THE REQUEST
Without including any pictures, write out all the entries exactly.

RECORD LIST
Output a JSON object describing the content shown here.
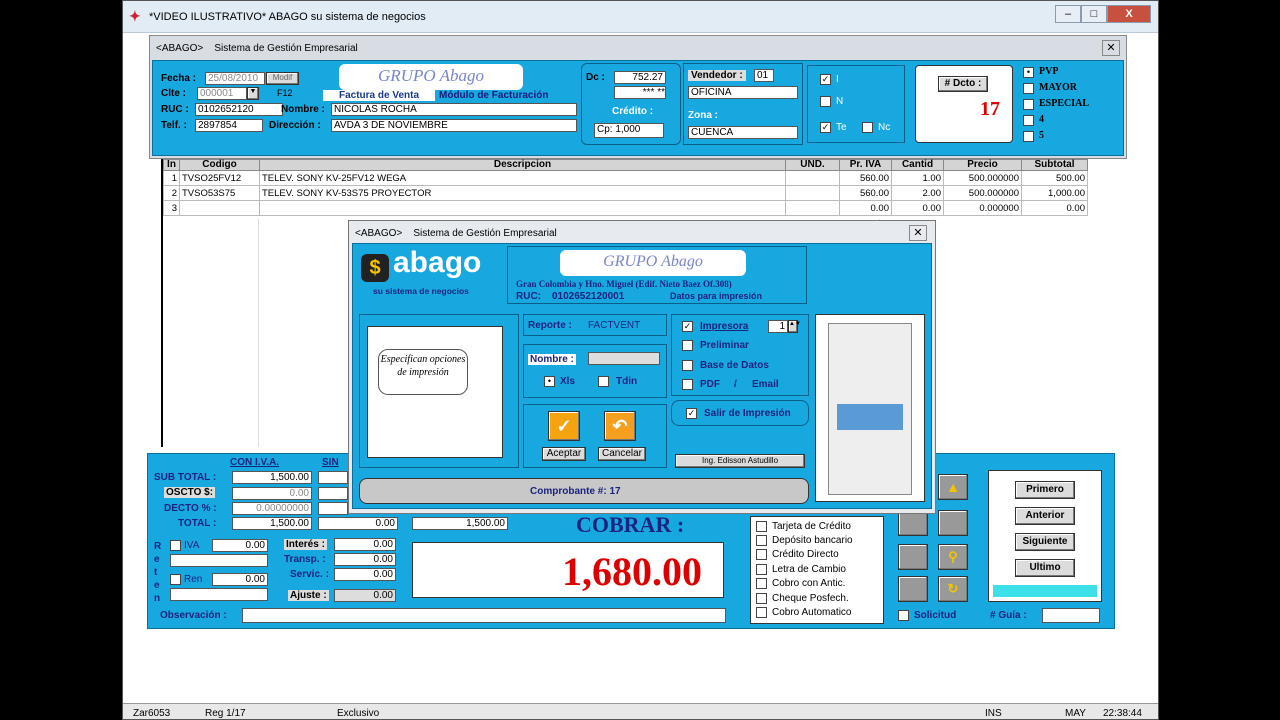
{
  "window": {
    "title": "*VIDEO ILUSTRATIVO* ABAGO su sistema de negocios",
    "min": "–",
    "max": "□",
    "close": "X"
  },
  "header_panel": {
    "title": "<ABAGO>    Sistema de Gestión Empresarial",
    "fecha_label": "Fecha :",
    "fecha": "25/08/2010",
    "modif": "Modif",
    "clte_label": "Clte :",
    "clte": "000001",
    "f12": "F12",
    "ruc_label": "RUC :",
    "ruc": "0102652120",
    "nombre_label": "Nombre :",
    "nombre": "NICOLAS ROCHA",
    "telf_label": "Telf. :",
    "telf": "2897854",
    "direccion_label": "Dirección :",
    "direccion": "AVDA 3 DE NOVIEMBRE",
    "logo": "GRUPO Abago",
    "subtitle1": "Factura de Venta",
    "subtitle2": "Módulo de Facturación",
    "dc_label": "Dc :",
    "dc_value": "752.27",
    "dc_extra": "*** **",
    "credito_label": "Crédito :",
    "credito": "Cp: 1,000",
    "vendedor_label": "Vendedor :",
    "vendedor_code": "01",
    "vendedor": "OFICINA",
    "zona_label": "Zona :",
    "zona": "CUENCA",
    "opts": [
      "I",
      "N",
      "Te",
      "Nc"
    ],
    "dcto_button": "# Dcto :",
    "dcto_number": "17",
    "price_options": [
      "PVP",
      "MAYOR",
      "ESPECIAL",
      "4",
      "5"
    ]
  },
  "grid": {
    "headers": [
      "In",
      "Codigo",
      "Descripcion",
      "UND.",
      "Pr. IVA",
      "Cantid",
      "Precio",
      "Subtotal"
    ],
    "rows": [
      [
        "1",
        "TVSO25FV12",
        "TELEV. SONY KV-25FV12 WEGA",
        "",
        "560.00",
        "1.00",
        "500.000000",
        "500.00"
      ],
      [
        "2",
        "TVSO53S75",
        "TELEV. SONY KV-53S75 PROYECTOR",
        "",
        "560.00",
        "2.00",
        "500.000000",
        "1,000.00"
      ],
      [
        "3",
        "",
        "",
        "",
        "0.00",
        "0.00",
        "0.000000",
        "0.00"
      ]
    ]
  },
  "totals": {
    "con_iva": "CON I.V.A.",
    "sin": "SIN",
    "subtotal_label": "SUB TOTAL :",
    "subtotal": "1,500.00",
    "oscto_label": "OSCTO $:",
    "oscto": "0.00",
    "decto_label": "DECTO % :",
    "decto": "0.00000000",
    "total_label": "TOTAL :",
    "total": "1,500.00",
    "total_sin": "0.00",
    "total_right": "1,500.00",
    "reten_label": "R e t e n",
    "iva_label": "IVA",
    "iva_val": "0.00",
    "ren_label": "Ren",
    "ren_val": "0.00",
    "interes_label": "Interés :",
    "interes": "0.00",
    "transp_label": "Transp. :",
    "transp": "0.00",
    "servic_label": "Servic. :",
    "servic": "0.00",
    "ajuste_label": "Ajuste :",
    "ajuste": "0.00",
    "observacion_label": "Observación :",
    "cobrar_label": "COBRAR :",
    "cobrar_amount": "1,680.00"
  },
  "payments": [
    "Tarjeta de Crédito",
    "Depósito bancario",
    "Crédito Directo",
    "Letra de Cambio",
    "Cobro con Antic.",
    "Cheque Posfech.",
    "Cobro Automatico"
  ],
  "solicitud": "Solicitud",
  "guia_label": "# Guía :",
  "nav": {
    "first": "Primero",
    "prev": "Anterior",
    "next": "Siguiente",
    "last": "Ultimo"
  },
  "dialog": {
    "title": "<ABAGO>    Sistema de Gestión Empresarial",
    "logo_word": "abago",
    "logo_tag": "su sistema de negocios",
    "logo_grupo": "GRUPO Abago",
    "address": "Gran Colombia y Hno. Miguel (Edif. Nieto Baez Of.308)",
    "ruc_label": "RUC:",
    "ruc": "0102652120001",
    "datos": "Datos para impresión",
    "note": "Especifican opciones de impresión",
    "reporte_label": "Reporte :",
    "reporte": "FACTVENT",
    "nombre_label": "Nombre :",
    "xls": "Xls",
    "tdin": "Tdin",
    "impresora": "Impresora",
    "copies": "1",
    "preliminar": "Preliminar",
    "base_datos": "Base de Datos",
    "pdf": "PDF",
    "slash": "/",
    "email": "Email",
    "salir": "Salir de Impresión",
    "aceptar": "Aceptar",
    "cancelar": "Cancelar",
    "author": "Ing. Edisson Astudillo",
    "comprobante": "Comprobante #: 17"
  },
  "statusbar": {
    "a": "Zar6053",
    "b": "Reg 1/17",
    "c": "Exclusivo",
    "ins": "INS",
    "may": "MAY",
    "time": "22:38:44"
  }
}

THE ANSWER
Output a JSON object describing the content shown here.
{
  "window": {
    "title": "*VIDEO ILUSTRATIVO* ABAGO su sistema de negocios",
    "min": "–",
    "max": "□",
    "close": "X"
  },
  "header_panel": {
    "title": "<ABAGO>    Sistema de Gestión Empresarial",
    "fecha_label": "Fecha :",
    "fecha": "25/08/2010",
    "modif": "Modif",
    "clte_label": "Clte :",
    "clte": "000001",
    "f12": "F12",
    "ruc_label": "RUC :",
    "ruc": "0102652120",
    "nombre_label": "Nombre :",
    "nombre": "NICOLAS ROCHA",
    "telf_label": "Telf. :",
    "telf": "2897854",
    "direccion_label": "Dirección :",
    "direccion": "AVDA 3 DE NOVIEMBRE",
    "logo": "GRUPO Abago",
    "subtitle1": "Factura de Venta",
    "subtitle2": "Módulo de Facturación",
    "dc_label": "Dc :",
    "dc_value": "752.27",
    "dc_extra": "*** **",
    "credito_label": "Crédito :",
    "credito": "Cp: 1,000",
    "vendedor_label": "Vendedor :",
    "vendedor_code": "01",
    "vendedor": "OFICINA",
    "zona_label": "Zona :",
    "zona": "CUENCA",
    "opts": [
      "I",
      "N",
      "Te",
      "Nc"
    ],
    "dcto_button": "# Dcto :",
    "dcto_number": "17",
    "price_options": [
      "PVP",
      "MAYOR",
      "ESPECIAL",
      "4",
      "5"
    ]
  },
  "grid": {
    "headers": [
      "In",
      "Codigo",
      "Descripcion",
      "UND.",
      "Pr. IVA",
      "Cantid",
      "Precio",
      "Subtotal"
    ],
    "rows": [
      [
        "1",
        "TVSO25FV12",
        "TELEV. SONY KV-25FV12 WEGA",
        "",
        "560.00",
        "1.00",
        "500.000000",
        "500.00"
      ],
      [
        "2",
        "TVSO53S75",
        "TELEV. SONY KV-53S75 PROYECTOR",
        "",
        "560.00",
        "2.00",
        "500.000000",
        "1,000.00"
      ],
      [
        "3",
        "",
        "",
        "",
        "0.00",
        "0.00",
        "0.000000",
        "0.00"
      ]
    ]
  },
  "totals": {
    "con_iva": "CON I.V.A.",
    "sin": "SIN",
    "subtotal_label": "SUB TOTAL :",
    "subtotal": "1,500.00",
    "oscto_label": "OSCTO $:",
    "oscto": "0.00",
    "decto_label": "DECTO % :",
    "decto": "0.00000000",
    "total_label": "TOTAL :",
    "total": "1,500.00",
    "total_sin": "0.00",
    "total_right": "1,500.00",
    "reten_label": "R e t e n",
    "iva_label": "IVA",
    "iva_val": "0.00",
    "ren_label": "Ren",
    "ren_val": "0.00",
    "interes_label": "Interés :",
    "interes": "0.00",
    "transp_label": "Transp. :",
    "transp": "0.00",
    "servic_label": "Servic. :",
    "servic": "0.00",
    "ajuste_label": "Ajuste :",
    "ajuste": "0.00",
    "observacion_label": "Observación :",
    "cobrar_label": "COBRAR :",
    "cobrar_amount": "1,680.00"
  },
  "payments": [
    "Tarjeta de Crédito",
    "Depósito bancario",
    "Crédito Directo",
    "Letra de Cambio",
    "Cobro con Antic.",
    "Cheque Posfech.",
    "Cobro Automatico"
  ],
  "solicitud": "Solicitud",
  "guia_label": "# Guía :",
  "nav": {
    "first": "Primero",
    "prev": "Anterior",
    "next": "Siguiente",
    "last": "Ultimo"
  },
  "dialog": {
    "title": "<ABAGO>    Sistema de Gestión Empresarial",
    "logo_word": "abago",
    "logo_tag": "su sistema de negocios",
    "logo_grupo": "GRUPO Abago",
    "address": "Gran Colombia y Hno. Miguel (Edif. Nieto Baez Of.308)",
    "ruc_label": "RUC:",
    "ruc": "0102652120001",
    "datos": "Datos para impresión",
    "note": "Especifican opciones de impresión",
    "reporte_label": "Reporte :",
    "reporte": "FACTVENT",
    "nombre_label": "Nombre :",
    "xls": "Xls",
    "tdin": "Tdin",
    "impresora": "Impresora",
    "copies": "1",
    "preliminar": "Preliminar",
    "base_datos": "Base de Datos",
    "pdf": "PDF",
    "slash": "/",
    "email": "Email",
    "salir": "Salir de Impresión",
    "aceptar": "Aceptar",
    "cancelar": "Cancelar",
    "author": "Ing. Edisson Astudillo",
    "comprobante": "Comprobante #: 17"
  },
  "statusbar": {
    "a": "Zar6053",
    "b": "Reg 1/17",
    "c": "Exclusivo",
    "ins": "INS",
    "may": "MAY",
    "time": "22:38:44"
  }
}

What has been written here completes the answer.